Task statement:
Output all lines exactly, with nothing added or dropped.

##### Records supplied

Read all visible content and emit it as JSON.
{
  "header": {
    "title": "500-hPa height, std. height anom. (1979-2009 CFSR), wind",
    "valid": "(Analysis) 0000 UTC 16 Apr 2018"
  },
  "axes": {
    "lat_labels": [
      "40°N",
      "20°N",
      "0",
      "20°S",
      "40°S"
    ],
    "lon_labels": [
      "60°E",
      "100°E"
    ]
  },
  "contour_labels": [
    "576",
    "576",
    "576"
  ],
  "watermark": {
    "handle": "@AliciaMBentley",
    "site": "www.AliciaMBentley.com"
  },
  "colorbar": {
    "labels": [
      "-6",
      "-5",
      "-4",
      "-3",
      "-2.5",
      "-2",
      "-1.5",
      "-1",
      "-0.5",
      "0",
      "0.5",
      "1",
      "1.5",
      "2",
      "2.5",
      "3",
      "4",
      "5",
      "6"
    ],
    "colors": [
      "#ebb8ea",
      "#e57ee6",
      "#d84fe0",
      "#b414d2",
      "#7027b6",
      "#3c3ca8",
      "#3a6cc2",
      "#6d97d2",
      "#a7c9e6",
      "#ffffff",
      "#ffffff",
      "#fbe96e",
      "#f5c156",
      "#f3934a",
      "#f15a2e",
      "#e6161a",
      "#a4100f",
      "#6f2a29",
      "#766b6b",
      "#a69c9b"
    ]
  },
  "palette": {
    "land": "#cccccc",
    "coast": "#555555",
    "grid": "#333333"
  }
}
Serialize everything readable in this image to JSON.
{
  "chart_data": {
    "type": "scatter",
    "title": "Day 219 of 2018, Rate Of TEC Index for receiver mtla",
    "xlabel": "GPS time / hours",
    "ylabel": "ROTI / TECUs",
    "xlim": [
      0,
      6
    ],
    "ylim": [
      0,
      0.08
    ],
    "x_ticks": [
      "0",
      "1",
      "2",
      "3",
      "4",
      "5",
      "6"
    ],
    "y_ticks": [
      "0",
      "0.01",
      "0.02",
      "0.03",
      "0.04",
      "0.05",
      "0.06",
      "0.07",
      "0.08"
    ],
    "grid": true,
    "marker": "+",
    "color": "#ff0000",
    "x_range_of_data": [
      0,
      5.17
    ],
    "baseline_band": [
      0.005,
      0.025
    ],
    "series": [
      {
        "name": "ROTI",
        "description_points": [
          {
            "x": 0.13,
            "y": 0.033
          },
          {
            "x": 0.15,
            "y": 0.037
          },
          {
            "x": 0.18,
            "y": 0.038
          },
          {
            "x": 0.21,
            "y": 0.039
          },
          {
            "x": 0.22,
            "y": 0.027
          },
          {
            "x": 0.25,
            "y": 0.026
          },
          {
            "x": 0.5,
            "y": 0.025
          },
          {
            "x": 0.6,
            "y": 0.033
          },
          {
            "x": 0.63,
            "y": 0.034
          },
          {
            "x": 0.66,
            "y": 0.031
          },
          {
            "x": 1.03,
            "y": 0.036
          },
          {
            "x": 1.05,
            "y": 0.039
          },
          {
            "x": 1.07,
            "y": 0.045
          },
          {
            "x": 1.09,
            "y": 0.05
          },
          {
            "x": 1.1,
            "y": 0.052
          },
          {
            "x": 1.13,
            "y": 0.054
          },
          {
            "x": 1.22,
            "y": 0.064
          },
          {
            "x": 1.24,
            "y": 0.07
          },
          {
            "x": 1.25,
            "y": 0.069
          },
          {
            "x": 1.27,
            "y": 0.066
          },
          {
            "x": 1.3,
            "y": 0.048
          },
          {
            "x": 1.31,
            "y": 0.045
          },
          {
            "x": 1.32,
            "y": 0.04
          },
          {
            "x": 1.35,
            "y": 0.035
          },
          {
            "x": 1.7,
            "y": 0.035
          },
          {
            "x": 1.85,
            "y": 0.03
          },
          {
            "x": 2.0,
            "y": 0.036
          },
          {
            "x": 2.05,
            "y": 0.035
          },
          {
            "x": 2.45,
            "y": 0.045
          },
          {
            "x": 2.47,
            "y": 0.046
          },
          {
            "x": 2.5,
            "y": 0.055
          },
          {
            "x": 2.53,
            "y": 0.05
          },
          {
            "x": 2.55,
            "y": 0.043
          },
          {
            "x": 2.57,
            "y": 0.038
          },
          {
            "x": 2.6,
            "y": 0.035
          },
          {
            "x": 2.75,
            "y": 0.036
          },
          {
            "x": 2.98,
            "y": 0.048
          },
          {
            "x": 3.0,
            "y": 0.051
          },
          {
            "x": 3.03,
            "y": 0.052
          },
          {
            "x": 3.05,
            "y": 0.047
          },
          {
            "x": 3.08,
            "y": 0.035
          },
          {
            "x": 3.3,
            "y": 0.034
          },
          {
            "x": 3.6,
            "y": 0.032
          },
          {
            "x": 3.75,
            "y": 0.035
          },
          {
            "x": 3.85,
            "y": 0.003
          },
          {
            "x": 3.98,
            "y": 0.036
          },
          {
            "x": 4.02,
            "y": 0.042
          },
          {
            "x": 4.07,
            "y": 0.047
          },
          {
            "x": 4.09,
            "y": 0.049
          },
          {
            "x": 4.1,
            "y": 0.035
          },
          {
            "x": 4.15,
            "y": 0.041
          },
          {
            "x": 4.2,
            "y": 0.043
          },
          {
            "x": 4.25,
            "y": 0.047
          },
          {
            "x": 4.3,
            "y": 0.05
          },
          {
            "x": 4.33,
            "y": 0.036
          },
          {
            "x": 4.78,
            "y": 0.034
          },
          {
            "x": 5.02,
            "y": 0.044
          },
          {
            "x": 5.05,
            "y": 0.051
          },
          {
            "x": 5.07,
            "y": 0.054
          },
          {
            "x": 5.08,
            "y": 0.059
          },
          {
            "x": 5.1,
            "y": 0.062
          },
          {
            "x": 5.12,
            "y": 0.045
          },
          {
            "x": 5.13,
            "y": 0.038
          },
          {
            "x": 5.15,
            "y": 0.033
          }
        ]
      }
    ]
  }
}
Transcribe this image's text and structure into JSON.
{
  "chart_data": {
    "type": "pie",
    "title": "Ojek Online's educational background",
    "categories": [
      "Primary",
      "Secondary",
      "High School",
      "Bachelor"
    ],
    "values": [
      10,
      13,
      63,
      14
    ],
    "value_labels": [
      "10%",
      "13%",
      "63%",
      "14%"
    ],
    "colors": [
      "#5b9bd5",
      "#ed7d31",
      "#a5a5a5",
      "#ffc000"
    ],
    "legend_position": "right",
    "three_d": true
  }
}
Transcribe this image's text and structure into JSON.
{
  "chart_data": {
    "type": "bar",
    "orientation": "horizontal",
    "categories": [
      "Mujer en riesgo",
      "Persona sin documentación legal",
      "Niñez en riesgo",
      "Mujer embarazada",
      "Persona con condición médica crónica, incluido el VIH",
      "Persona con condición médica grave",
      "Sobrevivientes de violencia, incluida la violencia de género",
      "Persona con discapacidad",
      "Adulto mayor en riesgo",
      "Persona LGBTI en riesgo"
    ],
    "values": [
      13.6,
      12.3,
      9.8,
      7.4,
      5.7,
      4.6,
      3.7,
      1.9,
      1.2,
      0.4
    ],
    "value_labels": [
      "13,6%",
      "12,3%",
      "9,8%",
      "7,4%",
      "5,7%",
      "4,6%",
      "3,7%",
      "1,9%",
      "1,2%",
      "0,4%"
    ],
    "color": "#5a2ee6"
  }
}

##########

Written solution:
Read all visible content and emit it as JSON.
{
  "header": {
    "title": "500-hPa height, std. height anom. (1979-2009 CFSR), wind",
    "valid": "(Analysis) 0000 UTC 16 Apr 2018"
  },
  "axes": {
    "lat_labels": [
      "40°N",
      "20°N",
      "0",
      "20°S",
      "40°S"
    ],
    "lon_labels": [
      "60°E",
      "100°E"
    ]
  },
  "contour_labels": [
    "576",
    "576",
    "576"
  ],
  "watermark": {
    "handle": "@AliciaMBentley",
    "site": "www.AliciaMBentley.com"
  },
  "colorbar": {
    "labels": [
      "-6",
      "-5",
      "-4",
      "-3",
      "-2.5",
      "-2",
      "-1.5",
      "-1",
      "-0.5",
      "0",
      "0.5",
      "1",
      "1.5",
      "2",
      "2.5",
      "3",
      "4",
      "5",
      "6"
    ],
    "colors": [
      "#ebb8ea",
      "#e57ee6",
      "#d84fe0",
      "#b414d2",
      "#7027b6",
      "#3c3ca8",
      "#3a6cc2",
      "#6d97d2",
      "#a7c9e6",
      "#ffffff",
      "#ffffff",
      "#fbe96e",
      "#f5c156",
      "#f3934a",
      "#f15a2e",
      "#e6161a",
      "#a4100f",
      "#6f2a29",
      "#766b6b",
      "#a69c9b"
    ]
  },
  "palette": {
    "land": "#cccccc",
    "coast": "#555555",
    "grid": "#333333"
  }
}
Serialize everything readable in this image to JSON.
{
  "chart_data": {
    "type": "scatter",
    "title": "Day 219 of 2018, Rate Of TEC Index for receiver mtla",
    "xlabel": "GPS time / hours",
    "ylabel": "ROTI / TECUs",
    "xlim": [
      0,
      6
    ],
    "ylim": [
      0,
      0.08
    ],
    "x_ticks": [
      "0",
      "1",
      "2",
      "3",
      "4",
      "5",
      "6"
    ],
    "y_ticks": [
      "0",
      "0.01",
      "0.02",
      "0.03",
      "0.04",
      "0.05",
      "0.06",
      "0.07",
      "0.08"
    ],
    "grid": true,
    "marker": "+",
    "color": "#ff0000",
    "x_range_of_data": [
      0,
      5.17
    ],
    "baseline_band": [
      0.005,
      0.025
    ],
    "series": [
      {
        "name": "ROTI",
        "description_points": [
          {
            "x": 0.13,
            "y": 0.033
          },
          {
            "x": 0.15,
            "y": 0.037
          },
          {
            "x": 0.18,
            "y": 0.038
          },
          {
            "x": 0.21,
            "y": 0.039
          },
          {
            "x": 0.22,
            "y": 0.027
          },
          {
            "x": 0.25,
            "y": 0.026
          },
          {
            "x": 0.5,
            "y": 0.025
          },
          {
            "x": 0.6,
            "y": 0.033
          },
          {
            "x": 0.63,
            "y": 0.034
          },
          {
            "x": 0.66,
            "y": 0.031
          },
          {
            "x": 1.03,
            "y": 0.036
          },
          {
            "x": 1.05,
            "y": 0.039
          },
          {
            "x": 1.07,
            "y": 0.045
          },
          {
            "x": 1.09,
            "y": 0.05
          },
          {
            "x": 1.1,
            "y": 0.052
          },
          {
            "x": 1.13,
            "y": 0.054
          },
          {
            "x": 1.22,
            "y": 0.064
          },
          {
            "x": 1.24,
            "y": 0.07
          },
          {
            "x": 1.25,
            "y": 0.069
          },
          {
            "x": 1.27,
            "y": 0.066
          },
          {
            "x": 1.3,
            "y": 0.048
          },
          {
            "x": 1.31,
            "y": 0.045
          },
          {
            "x": 1.32,
            "y": 0.04
          },
          {
            "x": 1.35,
            "y": 0.035
          },
          {
            "x": 1.7,
            "y": 0.035
          },
          {
            "x": 1.85,
            "y": 0.03
          },
          {
            "x": 2.0,
            "y": 0.036
          },
          {
            "x": 2.05,
            "y": 0.035
          },
          {
            "x": 2.45,
            "y": 0.045
          },
          {
            "x": 2.47,
            "y": 0.046
          },
          {
            "x": 2.5,
            "y": 0.055
          },
          {
            "x": 2.53,
            "y": 0.05
          },
          {
            "x": 2.55,
            "y": 0.043
          },
          {
            "x": 2.57,
            "y": 0.038
          },
          {
            "x": 2.6,
            "y": 0.035
          },
          {
            "x": 2.75,
            "y": 0.036
          },
          {
            "x": 2.98,
            "y": 0.048
          },
          {
            "x": 3.0,
            "y": 0.051
          },
          {
            "x": 3.03,
            "y": 0.052
          },
          {
            "x": 3.05,
            "y": 0.047
          },
          {
            "x": 3.08,
            "y": 0.035
          },
          {
            "x": 3.3,
            "y": 0.034
          },
          {
            "x": 3.6,
            "y": 0.032
          },
          {
            "x": 3.75,
            "y": 0.035
          },
          {
            "x": 3.85,
            "y": 0.003
          },
          {
            "x": 3.98,
            "y": 0.036
          },
          {
            "x": 4.02,
            "y": 0.042
          },
          {
            "x": 4.07,
            "y": 0.047
          },
          {
            "x": 4.09,
            "y": 0.049
          },
          {
            "x": 4.1,
            "y": 0.035
          },
          {
            "x": 4.15,
            "y": 0.041
          },
          {
            "x": 4.2,
            "y": 0.043
          },
          {
            "x": 4.25,
            "y": 0.047
          },
          {
            "x": 4.3,
            "y": 0.05
          },
          {
            "x": 4.33,
            "y": 0.036
          },
          {
            "x": 4.78,
            "y": 0.034
          },
          {
            "x": 5.02,
            "y": 0.044
          },
          {
            "x": 5.05,
            "y": 0.051
          },
          {
            "x": 5.07,
            "y": 0.054
          },
          {
            "x": 5.08,
            "y": 0.059
          },
          {
            "x": 5.1,
            "y": 0.062
          },
          {
            "x": 5.12,
            "y": 0.045
          },
          {
            "x": 5.13,
            "y": 0.038
          },
          {
            "x": 5.15,
            "y": 0.033
          }
        ]
      }
    ]
  }
}
Transcribe this image's text and structure into JSON.
{
  "chart_data": {
    "type": "pie",
    "title": "Ojek Online's educational background",
    "categories": [
      "Primary",
      "Secondary",
      "High School",
      "Bachelor"
    ],
    "values": [
      10,
      13,
      63,
      14
    ],
    "value_labels": [
      "10%",
      "13%",
      "63%",
      "14%"
    ],
    "colors": [
      "#5b9bd5",
      "#ed7d31",
      "#a5a5a5",
      "#ffc000"
    ],
    "legend_position": "right",
    "three_d": true
  }
}
Transcribe this image's text and structure into JSON.
{
  "chart_data": {
    "type": "bar",
    "orientation": "horizontal",
    "categories": [
      "Mujer en riesgo",
      "Persona sin documentación legal",
      "Niñez en riesgo",
      "Mujer embarazada",
      "Persona con condición médica crónica, incluido el VIH",
      "Persona con condición médica grave",
      "Sobrevivientes de violencia, incluida la violencia de género",
      "Persona con discapacidad",
      "Adulto mayor en riesgo",
      "Persona LGBTI en riesgo"
    ],
    "values": [
      13.6,
      12.3,
      9.8,
      7.4,
      5.7,
      4.6,
      3.7,
      1.9,
      1.2,
      0.4
    ],
    "value_labels": [
      "13,6%",
      "12,3%",
      "9,8%",
      "7,4%",
      "5,7%",
      "4,6%",
      "3,7%",
      "1,9%",
      "1,2%",
      "0,4%"
    ],
    "color": "#5a2ee6"
  }
}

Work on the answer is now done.